- _Request_
Output the data below in full, byte for byte. Nothing may differ.

- _Data entries_
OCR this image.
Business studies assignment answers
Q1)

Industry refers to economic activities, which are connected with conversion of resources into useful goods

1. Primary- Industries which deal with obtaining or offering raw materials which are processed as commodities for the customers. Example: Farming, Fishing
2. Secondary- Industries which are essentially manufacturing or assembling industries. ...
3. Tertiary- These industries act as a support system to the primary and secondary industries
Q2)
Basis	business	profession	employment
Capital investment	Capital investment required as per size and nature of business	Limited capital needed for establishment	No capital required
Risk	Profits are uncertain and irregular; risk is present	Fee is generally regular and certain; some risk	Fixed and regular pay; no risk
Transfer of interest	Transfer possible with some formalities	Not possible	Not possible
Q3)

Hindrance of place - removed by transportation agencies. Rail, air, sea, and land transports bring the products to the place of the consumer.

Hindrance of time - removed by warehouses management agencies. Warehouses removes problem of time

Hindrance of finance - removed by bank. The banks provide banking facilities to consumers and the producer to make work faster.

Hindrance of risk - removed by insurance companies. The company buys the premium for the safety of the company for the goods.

- _Reply_
OCR this image.
Business studies assignment answers
Q1)

Industry refers to economic activities, which are connected with conversion of resources into useful goods

1. Primary- Industries which deal with obtaining or offering raw materials which are processed as commodities for the customers. Example: Farming, Fishing
2. Secondary- Industries which are essentially manufacturing or assembling industries. ...
3. Tertiary- These industries act as a support system to the primary and secondary industries
Q2)
Basis	business	profession	employment
Capital investment	Capital investment required as per size and nature of business	Limited capital needed for establishment	No capital required
Risk	Profits are uncertain and irregular; risk is present	Fee is generally regular and certain; some risk	Fixed and regular pay; no risk
Transfer of interest	Transfer possible with some formalities	Not possible	Not possible
Q3)

Hindrance of place - removed by transportation agencies. Rail, air, sea, and land transports bring the products to the place of the consumer.

Hindrance of time - removed by warehouses management agencies. Warehouses removes problem of time

Hindrance of finance - removed by bank. The banks provide banking facilities to consumers and the producer to make work faster.

Hindrance of risk - removed by insurance companies. The company buys the premium for the safety of the company for the goods.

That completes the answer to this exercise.